SHORT PROBLEM:
Omit the images, then print each record below exactly as it reads.

Data entries:

☆ ☆ ☆ ☆

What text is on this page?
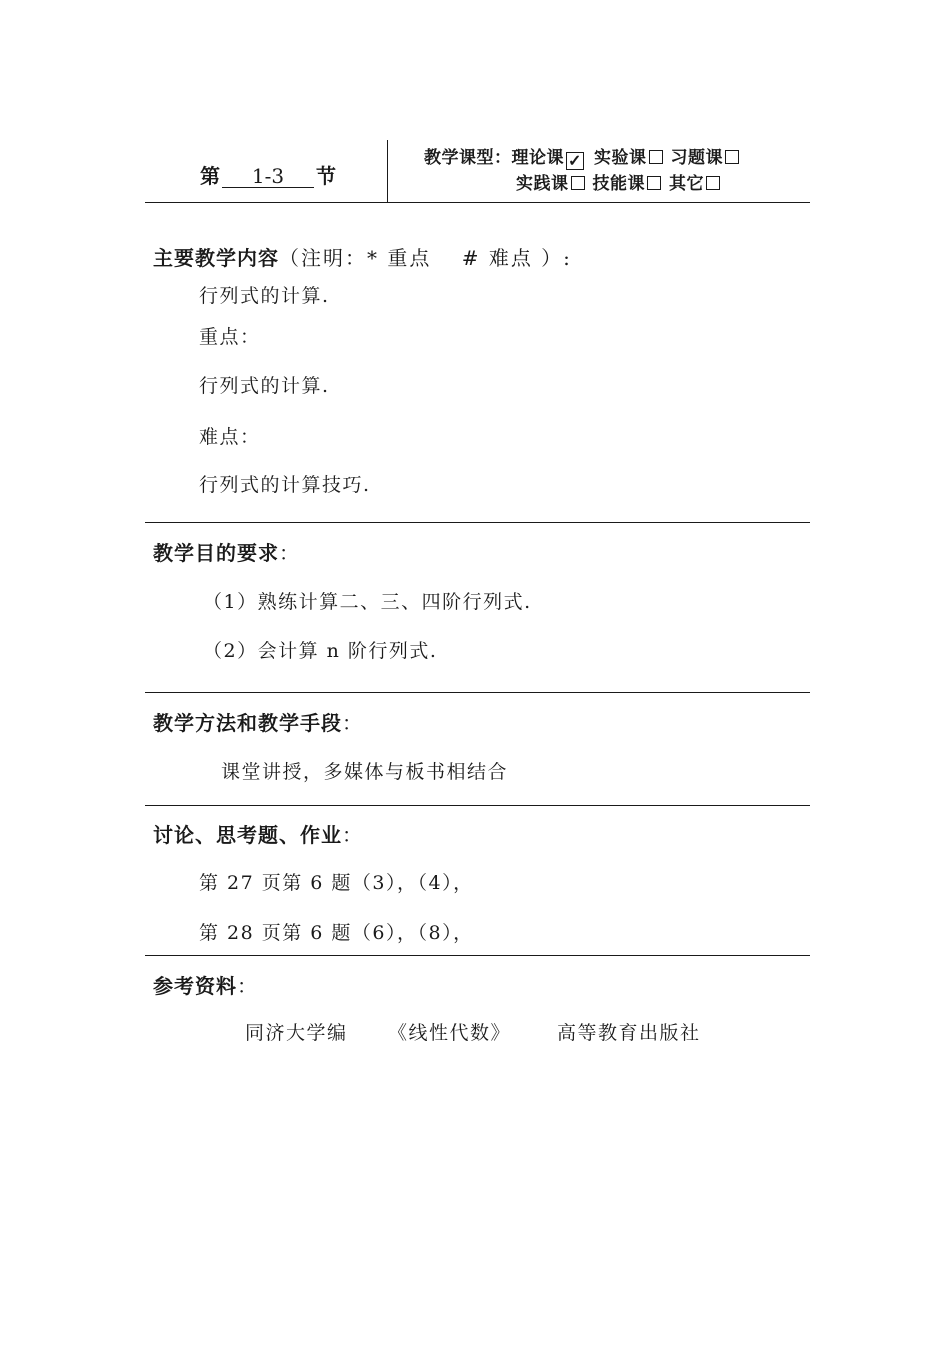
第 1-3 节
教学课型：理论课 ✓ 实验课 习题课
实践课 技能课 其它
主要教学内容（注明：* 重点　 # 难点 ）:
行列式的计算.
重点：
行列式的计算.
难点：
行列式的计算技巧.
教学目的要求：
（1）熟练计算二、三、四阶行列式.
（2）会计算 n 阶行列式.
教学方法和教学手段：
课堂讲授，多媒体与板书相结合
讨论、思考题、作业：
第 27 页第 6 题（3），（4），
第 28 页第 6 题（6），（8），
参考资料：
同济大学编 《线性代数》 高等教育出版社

☆ ☆ ☆ ☆

COMPLETED TASK:
What text is on this page?
第 1-3 节
教学课型：理论课 ✓ 实验课 习题课
实践课 技能课 其它
主要教学内容（注明：* 重点　 # 难点 ）:
行列式的计算.
重点：
行列式的计算.
难点：
行列式的计算技巧.
教学目的要求：
（1）熟练计算二、三、四阶行列式.
（2）会计算 n 阶行列式.
教学方法和教学手段：
课堂讲授，多媒体与板书相结合
讨论、思考题、作业：
第 27 页第 6 题（3），（4），
第 28 页第 6 题（6），（8），
参考资料：
同济大学编 《线性代数》 高等教育出版社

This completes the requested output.